Dataset excerpts:
· · · · · · ·

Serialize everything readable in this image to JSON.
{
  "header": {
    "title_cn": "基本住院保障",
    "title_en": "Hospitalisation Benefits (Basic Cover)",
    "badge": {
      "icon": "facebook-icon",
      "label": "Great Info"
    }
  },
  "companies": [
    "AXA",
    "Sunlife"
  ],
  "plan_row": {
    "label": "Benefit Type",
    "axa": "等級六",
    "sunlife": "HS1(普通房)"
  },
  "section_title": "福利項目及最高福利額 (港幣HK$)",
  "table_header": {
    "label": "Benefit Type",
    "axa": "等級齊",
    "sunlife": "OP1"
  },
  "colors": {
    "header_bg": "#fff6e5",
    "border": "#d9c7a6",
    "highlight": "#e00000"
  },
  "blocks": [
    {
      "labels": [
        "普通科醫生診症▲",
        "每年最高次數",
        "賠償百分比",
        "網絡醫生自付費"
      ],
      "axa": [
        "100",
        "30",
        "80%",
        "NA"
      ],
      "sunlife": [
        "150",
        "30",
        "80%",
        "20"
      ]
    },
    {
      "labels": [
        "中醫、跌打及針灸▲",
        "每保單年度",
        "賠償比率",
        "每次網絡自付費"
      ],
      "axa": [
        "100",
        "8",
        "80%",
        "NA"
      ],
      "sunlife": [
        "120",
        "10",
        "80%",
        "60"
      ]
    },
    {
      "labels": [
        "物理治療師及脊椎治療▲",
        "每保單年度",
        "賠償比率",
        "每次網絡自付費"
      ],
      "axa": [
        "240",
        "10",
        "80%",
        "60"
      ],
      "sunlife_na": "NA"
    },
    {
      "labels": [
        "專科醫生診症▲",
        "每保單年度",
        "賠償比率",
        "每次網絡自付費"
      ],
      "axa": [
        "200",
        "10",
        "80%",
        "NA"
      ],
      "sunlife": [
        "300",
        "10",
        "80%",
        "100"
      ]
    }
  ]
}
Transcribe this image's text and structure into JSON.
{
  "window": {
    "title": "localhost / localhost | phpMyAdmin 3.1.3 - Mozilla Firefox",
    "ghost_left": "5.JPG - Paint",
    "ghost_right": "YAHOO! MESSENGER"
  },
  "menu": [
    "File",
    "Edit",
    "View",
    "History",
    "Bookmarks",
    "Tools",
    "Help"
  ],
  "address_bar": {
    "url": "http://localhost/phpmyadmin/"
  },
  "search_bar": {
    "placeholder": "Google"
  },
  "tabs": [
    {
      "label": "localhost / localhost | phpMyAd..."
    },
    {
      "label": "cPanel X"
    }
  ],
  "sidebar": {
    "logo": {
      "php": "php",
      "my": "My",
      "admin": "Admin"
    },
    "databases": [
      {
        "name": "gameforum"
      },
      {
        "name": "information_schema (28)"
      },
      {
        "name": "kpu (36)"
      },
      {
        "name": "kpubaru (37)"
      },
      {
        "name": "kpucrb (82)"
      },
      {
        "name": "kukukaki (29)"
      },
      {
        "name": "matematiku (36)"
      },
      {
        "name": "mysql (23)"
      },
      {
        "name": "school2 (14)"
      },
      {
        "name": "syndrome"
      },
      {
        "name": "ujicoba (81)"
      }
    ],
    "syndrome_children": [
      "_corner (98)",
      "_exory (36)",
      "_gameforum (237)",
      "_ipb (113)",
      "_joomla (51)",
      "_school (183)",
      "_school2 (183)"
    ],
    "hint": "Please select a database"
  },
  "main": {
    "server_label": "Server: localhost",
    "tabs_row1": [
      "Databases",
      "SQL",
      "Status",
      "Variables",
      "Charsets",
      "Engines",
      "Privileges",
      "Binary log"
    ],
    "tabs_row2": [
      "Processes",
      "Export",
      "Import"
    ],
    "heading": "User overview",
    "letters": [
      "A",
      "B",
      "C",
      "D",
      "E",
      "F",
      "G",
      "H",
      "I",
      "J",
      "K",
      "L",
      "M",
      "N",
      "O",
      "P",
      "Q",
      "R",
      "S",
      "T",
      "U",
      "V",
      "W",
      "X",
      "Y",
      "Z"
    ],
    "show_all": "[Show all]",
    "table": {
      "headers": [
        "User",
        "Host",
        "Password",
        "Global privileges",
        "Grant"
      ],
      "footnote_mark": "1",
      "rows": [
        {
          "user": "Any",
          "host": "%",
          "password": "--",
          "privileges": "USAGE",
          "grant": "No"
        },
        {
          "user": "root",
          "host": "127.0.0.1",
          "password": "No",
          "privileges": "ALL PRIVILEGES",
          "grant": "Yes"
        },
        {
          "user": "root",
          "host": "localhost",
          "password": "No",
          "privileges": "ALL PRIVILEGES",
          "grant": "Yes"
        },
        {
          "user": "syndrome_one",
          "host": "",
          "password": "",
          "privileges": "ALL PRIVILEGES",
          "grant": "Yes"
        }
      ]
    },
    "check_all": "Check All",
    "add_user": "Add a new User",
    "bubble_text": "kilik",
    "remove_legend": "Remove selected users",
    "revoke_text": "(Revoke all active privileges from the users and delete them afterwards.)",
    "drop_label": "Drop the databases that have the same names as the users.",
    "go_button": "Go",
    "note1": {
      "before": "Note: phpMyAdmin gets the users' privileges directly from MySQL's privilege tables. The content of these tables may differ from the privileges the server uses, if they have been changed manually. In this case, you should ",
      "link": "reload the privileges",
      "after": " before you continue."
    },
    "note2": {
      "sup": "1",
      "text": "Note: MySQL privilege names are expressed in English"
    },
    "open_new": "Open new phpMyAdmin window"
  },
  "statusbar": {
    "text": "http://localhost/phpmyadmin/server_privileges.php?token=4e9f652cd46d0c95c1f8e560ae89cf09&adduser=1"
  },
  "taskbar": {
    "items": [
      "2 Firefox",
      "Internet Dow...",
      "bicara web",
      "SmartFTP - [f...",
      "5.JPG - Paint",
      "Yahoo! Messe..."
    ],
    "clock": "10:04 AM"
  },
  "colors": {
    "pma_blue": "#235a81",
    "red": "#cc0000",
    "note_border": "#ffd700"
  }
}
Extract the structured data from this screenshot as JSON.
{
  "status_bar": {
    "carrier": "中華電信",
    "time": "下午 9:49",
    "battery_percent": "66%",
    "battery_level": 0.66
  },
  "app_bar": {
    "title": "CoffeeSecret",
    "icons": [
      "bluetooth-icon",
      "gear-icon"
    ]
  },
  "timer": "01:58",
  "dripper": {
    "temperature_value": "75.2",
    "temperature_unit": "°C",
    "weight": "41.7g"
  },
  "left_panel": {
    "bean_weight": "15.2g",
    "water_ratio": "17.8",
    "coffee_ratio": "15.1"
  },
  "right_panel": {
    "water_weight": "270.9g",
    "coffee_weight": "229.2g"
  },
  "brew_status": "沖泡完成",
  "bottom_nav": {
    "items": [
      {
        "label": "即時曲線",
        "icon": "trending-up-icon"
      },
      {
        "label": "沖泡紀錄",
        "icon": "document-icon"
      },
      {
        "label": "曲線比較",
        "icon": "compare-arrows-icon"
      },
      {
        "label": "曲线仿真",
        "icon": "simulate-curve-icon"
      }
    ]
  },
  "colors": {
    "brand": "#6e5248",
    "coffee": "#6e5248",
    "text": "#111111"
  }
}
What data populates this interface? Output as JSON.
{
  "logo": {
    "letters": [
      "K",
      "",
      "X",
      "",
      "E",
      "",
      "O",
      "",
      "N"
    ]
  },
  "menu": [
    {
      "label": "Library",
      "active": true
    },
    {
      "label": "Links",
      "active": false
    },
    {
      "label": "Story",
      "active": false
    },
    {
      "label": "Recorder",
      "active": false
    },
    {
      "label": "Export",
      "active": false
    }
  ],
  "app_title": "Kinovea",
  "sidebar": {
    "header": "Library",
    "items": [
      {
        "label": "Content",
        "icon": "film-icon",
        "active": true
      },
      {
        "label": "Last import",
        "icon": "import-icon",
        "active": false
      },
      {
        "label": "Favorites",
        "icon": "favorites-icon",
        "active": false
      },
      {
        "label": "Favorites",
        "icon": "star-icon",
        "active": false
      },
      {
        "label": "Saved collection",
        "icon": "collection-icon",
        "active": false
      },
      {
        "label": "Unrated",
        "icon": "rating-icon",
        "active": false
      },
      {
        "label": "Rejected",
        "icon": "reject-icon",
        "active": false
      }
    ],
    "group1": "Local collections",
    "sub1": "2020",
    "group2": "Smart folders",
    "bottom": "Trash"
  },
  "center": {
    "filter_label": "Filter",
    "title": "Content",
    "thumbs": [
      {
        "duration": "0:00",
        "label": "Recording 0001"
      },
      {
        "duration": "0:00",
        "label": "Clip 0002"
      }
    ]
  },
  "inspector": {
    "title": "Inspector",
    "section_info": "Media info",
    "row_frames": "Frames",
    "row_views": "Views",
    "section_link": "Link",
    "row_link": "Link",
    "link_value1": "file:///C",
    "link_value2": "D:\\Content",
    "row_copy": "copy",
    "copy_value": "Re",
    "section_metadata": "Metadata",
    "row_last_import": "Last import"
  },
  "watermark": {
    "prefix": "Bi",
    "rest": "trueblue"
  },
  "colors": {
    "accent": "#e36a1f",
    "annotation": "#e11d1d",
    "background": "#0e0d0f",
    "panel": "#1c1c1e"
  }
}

· · · · · · ·

Exercise directions: Give only the number of lines in the data that hold the word "http".

Written solution: 2